(Dataset items)
++++
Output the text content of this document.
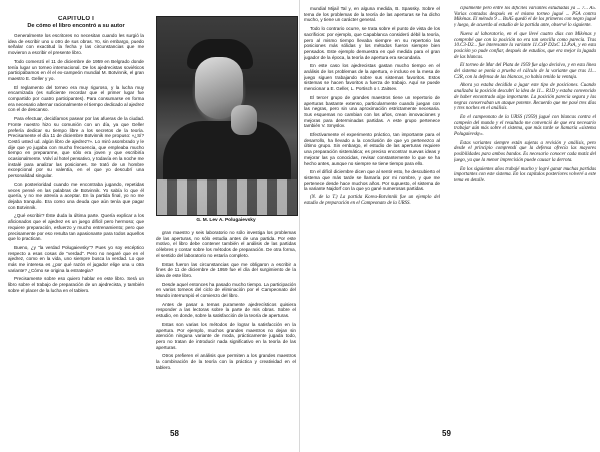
CAPITULO I
De cómo el libro encontró a su autor

Generalmente los escritores no necesitan cuando les surgió la idea de escribir uno u otro de sus obras. Yo, sin embargo, puedo señalar con exactitud la fecha y las circunstancias que me movieron a escribir el presente libro.

Todo comenzó el 11 de diciembre de 1959 en Belgrado donde tenía lugar un torneo internacional. De los ajedrecistas soviéticos participábamos en él el ex-campeón mundial M. Botvinnik, el gran maestro E. Geller y yo.

El reglamento del torneo era muy riguroso, y la lucha muy encarnizada (es suficiente recordar que el primer lugar fue compartido por cuatro participantes). Para consumarse en forma era necesario alternar racionalmente el tiempo dedicado al ajedrez con el de descanso.

Para efectuar, decidíamos pasear por las afueras de la ciudad. Fronte nuestro hizo su comunión con un día, ya que Geller prefería dedicar su tiempo libre a los secretos de la teoría. Precisamente el día 11 de diciembre Botvinnik me propuso: «¿Sí? Cestó usted ud. algún libro de ajedrez?». Lo miró asombrado y le dije que yo jugaba con mucho frecuencia, que empleaba mucho tiempo en prepararme, que sólo era joven y que escribiría ocasionalmente. Volví al hotel pensativo, y todavía en la noche me instalé para analizar las posiciones. Se trató de un hombre excepcional por su valentía, en el que yo descubrí una personalidad singular.

Con posterioridad cuando me encontraba jugando, repetidas veces pensé en las palabras de Botvinnik. Yo sabía lo que él quería, y no me atrevía a aceptar. En la partida final, yo no me dejaba tranquilo. Era como una deuda que aún tenía que pagar con Botvinnik.

¿Qué escribir? Éste duda la última parte. Quería explicar a los aficionados que el ajedrez es un juego difícil pero hermoso; que requiere preparación, esfuerzo y mucho entrenamiento; pero que precisamente por eso resulta tan apasionante para todos aquellos que lo practican.

Bueno, ¿y "la verdad Polugaievsky"? Pues yo soy escéptico respecto a esas cosas de "verdad". Pero no negaré que en el ajedrez, como en la vida, uno siempre busca la verdad. Lo que más me interesa es ¿por qué razón el jugador elige una u otra variante? ¿Cómo se origina la estrategia?

Precisamente sobre eso quiero hablar en este libro. Será un libro sobre el trabajo de preparación de un ajedrecista, y también sobre el placer de la lucha en el tablero.

G. M. Lev A. Polugaievsky

gran maestro y seis laboratorio no sólo investiga los problemas de las aperturas, no sólo estudia antes de una partida. Por este motivo, el libro debe contener también el análisis de las partidas célebres y contar sobre los métodos de preparación. De otra forma, el sentido del laboratorio no estaría completo.

Estas fueron las circunstancias que me obligaron a escribir a fines de 11 de diciembre de 1959 fue el día del surgimiento de la idea de este libro.

Desde aquel entonces ha pasado mucho tiempo. La participación en varios torneos del ciclo de eliminación por el Campeonato del Mundo interrumpió el comienzo del libro.

Antes de pasar a temas puramente ajedrecísticos quisiera responder a las lectoras sobre la parte de mis obras. Sobre el estudio, en donde, sobre la satisfacción de la teoría de aperturas.

Estas son varias los métodos de lograr la satisfacción en la apertura. Por ejemplo, muchos grandes maestros no dejan sin atención ninguna variante de moda, prácticamente jugada todo, pero no tratan de introducir nada significativo en la teoría de las aperturas.

Otros prefieren el análisis que permiten a los grandes maestros la combinación de la teoría con la práctica y creatividad en el tablero.

58

mundial Mijail Tal y, en alguna medida, B. Spassky. Sobre el tema de los problemas de la teoría de las aperturas se ha dicho mucho, y tiene un carácter general.

Todo lo contrario ocurre, se trata sobre el punto de vista de los sacrificios: por ejemplo, que Capablanca consideró débil la teoría, pero al mismo tiempo llevaba siempre en su repertorio las posiciones más sólidas y los métodos fueron siempre bien pensados. Este ejemplo demuestra en qué medida para el gran jugador de la época, la teoría de apertura era secundaria.

En este caso los ajedrecistas gastan mucho tiempo en el análisis de los problemas de la apertura, e incluso en la mesa de juego siguen trabajando sobre sus sistemas favoritos. Estos sistemas se hacen favoritos a fuerza de trabajo. Aquí se puede mencionar a E. Geller, L. Portisch o I. Zaitsev.

El tercer grupo de grandes maestros tiene un repertorio de aperturas bastante extenso, particularmente cuando juegan con las negras, pero sin una aproximación estrictamente necesaria. Sus esquemas no cambian con los años, crean innovaciones y mejoras para determinadas partidas. A este grupo pertenece también V. Smyslov.

Efectivamente el experimento práctico, tan importante para el desarrollo, ha llevado a la conclusión de que yo pertenezco al último grupo. Sin embargo, el estudio de las aperturas requiere una preparación sistemática; es preciso encontrar nuevas ideas y mejorar las ya conocidas, revisar constantemente lo que se ha hecho antes, aunque no siempre se tiene tiempo para ello.

En el difícil diciembre dicen que al sentir esto, he descubierto el sistema que más tarde se llamaría por mi nombre, y que me pertenece desde hace muchos años. Por supuesto, el sistema de la variante Najdorf con la que yo gané numerosas partidas.

(N. de la T.) La partida Korea-Botvinnik fue un ejemplo del estudio de preparación en el Campeonato de la URSS.

cipalmente pero entre los difíciles variantes estudiadas ya ... 7... A5. Varias contadas después en el mismo torneo jugué ... P5A contra Mikénas. El método 9 ... BxA5 quedó el de los primeros con negro jugué y luego, de acuerdo al estudio de la partida ante, observé lo siguiente.

Nueva al laboratorio, en el que llevé cuatro días con Mikénas y comprobé que con la posición no era tan sencilla como parecía. Tras 10.C3-D2... fue interesante la variante 11.CxP D2xC 12.PxA, y en esta posición yo pude confiar, después de estudios, que era mejor la jugada de las blancas.

El torneo de Mar del Plata de 1959 fue algo decisivo, y en esta línea del sistema se ponía a prueba el cálculo de la variante que tras 11... C2R, con la defensa de las blancas, yo había tenido la ventaja.

Ahora ya estaba decidido a jugar este tipo de posiciones. Cuando analizaba la posición descubrí la idea de 11... R1D y estaba convencido de haber encontrado algo importante. La posición parecía segura y las negras conservaban un ataque potente. Recuerdo que me pasé tres días y tres noches en el análisis.

En el campeonato de la URSS (1959) jugué con blancas contra el campeón del mundo y el resultado me convenció de que era necesario trabajar aún más sobre el sistema, que más tarde se llamaría «sistema Polugaievsky».

Estas variantes siempre están sujetas a revisión y análisis, pero desde el principio comprendí que la defensa ofrecía las mayores posibilidades para ambos bandos. Es necesario conocer cada matiz del juego, ya que la menor imprecisión puede causar la derrota.

En los siguientes años trabajé mucho y logré ganar muchas partidas importantes con este sistema. En los capítulos posteriores volveré a este tema en detalle.

59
++++
Copy everything in the records above except the pictures, exactly as written.

• **OUTPUT**:
Output the text content of this document.
CAPITULO I
De cómo el libro encontró a su autor

Generalmente los escritores no necesitan cuando les surgió la idea de escribir uno u otro de sus obras. Yo, sin embargo, puedo señalar con exactitud la fecha y las circunstancias que me movieron a escribir el presente libro.

Todo comenzó el 11 de diciembre de 1959 en Belgrado donde tenía lugar un torneo internacional. De los ajedrecistas soviéticos participábamos en él el ex-campeón mundial M. Botvinnik, el gran maestro E. Geller y yo.

El reglamento del torneo era muy riguroso, y la lucha muy encarnizada (es suficiente recordar que el primer lugar fue compartido por cuatro participantes). Para consumarse en forma era necesario alternar racionalmente el tiempo dedicado al ajedrez con el de descanso.

Para efectuar, decidíamos pasear por las afueras de la ciudad. Fronte nuestro hizo su comunión con un día, ya que Geller prefería dedicar su tiempo libre a los secretos de la teoría. Precisamente el día 11 de diciembre Botvinnik me propuso: «¿Sí? Cestó usted ud. algún libro de ajedrez?». Lo miró asombrado y le dije que yo jugaba con mucho frecuencia, que empleaba mucho tiempo en prepararme, que sólo era joven y que escribiría ocasionalmente. Volví al hotel pensativo, y todavía en la noche me instalé para analizar las posiciones. Se trató de un hombre excepcional por su valentía, en el que yo descubrí una personalidad singular.

Con posterioridad cuando me encontraba jugando, repetidas veces pensé en las palabras de Botvinnik. Yo sabía lo que él quería, y no me atrevía a aceptar. En la partida final, yo no me dejaba tranquilo. Era como una deuda que aún tenía que pagar con Botvinnik.

¿Qué escribir? Éste duda la última parte. Quería explicar a los aficionados que el ajedrez es un juego difícil pero hermoso; que requiere preparación, esfuerzo y mucho entrenamiento; pero que precisamente por eso resulta tan apasionante para todos aquellos que lo practican.

Bueno, ¿y "la verdad Polugaievsky"? Pues yo soy escéptico respecto a esas cosas de "verdad". Pero no negaré que en el ajedrez, como en la vida, uno siempre busca la verdad. Lo que más me interesa es ¿por qué razón el jugador elige una u otra variante? ¿Cómo se origina la estrategia?

Precisamente sobre eso quiero hablar en este libro. Será un libro sobre el trabajo de preparación de un ajedrecista, y también sobre el placer de la lucha en el tablero.

G. M. Lev A. Polugaievsky

gran maestro y seis laboratorio no sólo investiga los problemas de las aperturas, no sólo estudia antes de una partida. Por este motivo, el libro debe contener también el análisis de las partidas célebres y contar sobre los métodos de preparación. De otra forma, el sentido del laboratorio no estaría completo.

Estas fueron las circunstancias que me obligaron a escribir a fines de 11 de diciembre de 1959 fue el día del surgimiento de la idea de este libro.

Desde aquel entonces ha pasado mucho tiempo. La participación en varios torneos del ciclo de eliminación por el Campeonato del Mundo interrumpió el comienzo del libro.

Antes de pasar a temas puramente ajedrecísticos quisiera responder a las lectoras sobre la parte de mis obras. Sobre el estudio, en donde, sobre la satisfacción de la teoría de aperturas.

Estas son varias los métodos de lograr la satisfacción en la apertura. Por ejemplo, muchos grandes maestros no dejan sin atención ninguna variante de moda, prácticamente jugada todo, pero no tratan de introducir nada significativo en la teoría de las aperturas.

Otros prefieren el análisis que permiten a los grandes maestros la combinación de la teoría con la práctica y creatividad en el tablero.

58

mundial Mijail Tal y, en alguna medida, B. Spassky. Sobre el tema de los problemas de la teoría de las aperturas se ha dicho mucho, y tiene un carácter general.

Todo lo contrario ocurre, se trata sobre el punto de vista de los sacrificios: por ejemplo, que Capablanca consideró débil la teoría, pero al mismo tiempo llevaba siempre en su repertorio las posiciones más sólidas y los métodos fueron siempre bien pensados. Este ejemplo demuestra en qué medida para el gran jugador de la época, la teoría de apertura era secundaria.

En este caso los ajedrecistas gastan mucho tiempo en el análisis de los problemas de la apertura, e incluso en la mesa de juego siguen trabajando sobre sus sistemas favoritos. Estos sistemas se hacen favoritos a fuerza de trabajo. Aquí se puede mencionar a E. Geller, L. Portisch o I. Zaitsev.

El tercer grupo de grandes maestros tiene un repertorio de aperturas bastante extenso, particularmente cuando juegan con las negras, pero sin una aproximación estrictamente necesaria. Sus esquemas no cambian con los años, crean innovaciones y mejoras para determinadas partidas. A este grupo pertenece también V. Smyslov.

Efectivamente el experimento práctico, tan importante para el desarrollo, ha llevado a la conclusión de que yo pertenezco al último grupo. Sin embargo, el estudio de las aperturas requiere una preparación sistemática; es preciso encontrar nuevas ideas y mejorar las ya conocidas, revisar constantemente lo que se ha hecho antes, aunque no siempre se tiene tiempo para ello.

En el difícil diciembre dicen que al sentir esto, he descubierto el sistema que más tarde se llamaría por mi nombre, y que me pertenece desde hace muchos años. Por supuesto, el sistema de la variante Najdorf con la que yo gané numerosas partidas.

(N. de la T.) La partida Korea-Botvinnik fue un ejemplo del estudio de preparación en el Campeonato de la URSS.

cipalmente pero entre los difíciles variantes estudiadas ya ... 7... A5. Varias contadas después en el mismo torneo jugué ... P5A contra Mikénas. El método 9 ... BxA5 quedó el de los primeros con negro jugué y luego, de acuerdo al estudio de la partida ante, observé lo siguiente.

Nueva al laboratorio, en el que llevé cuatro días con Mikénas y comprobé que con la posición no era tan sencilla como parecía. Tras 10.C3-D2... fue interesante la variante 11.CxP D2xC 12.PxA, y en esta posición yo pude confiar, después de estudios, que era mejor la jugada de las blancas.

El torneo de Mar del Plata de 1959 fue algo decisivo, y en esta línea del sistema se ponía a prueba el cálculo de la variante que tras 11... C2R, con la defensa de las blancas, yo había tenido la ventaja.

Ahora ya estaba decidido a jugar este tipo de posiciones. Cuando analizaba la posición descubrí la idea de 11... R1D y estaba convencido de haber encontrado algo importante. La posición parecía segura y las negras conservaban un ataque potente. Recuerdo que me pasé tres días y tres noches en el análisis.

En el campeonato de la URSS (1959) jugué con blancas contra el campeón del mundo y el resultado me convenció de que era necesario trabajar aún más sobre el sistema, que más tarde se llamaría «sistema Polugaievsky».

Estas variantes siempre están sujetas a revisión y análisis, pero desde el principio comprendí que la defensa ofrecía las mayores posibilidades para ambos bandos. Es necesario conocer cada matiz del juego, ya que la menor imprecisión puede causar la derrota.

En los siguientes años trabajé mucho y logré ganar muchas partidas importantes con este sistema. En los capítulos posteriores volveré a este tema en detalle.

59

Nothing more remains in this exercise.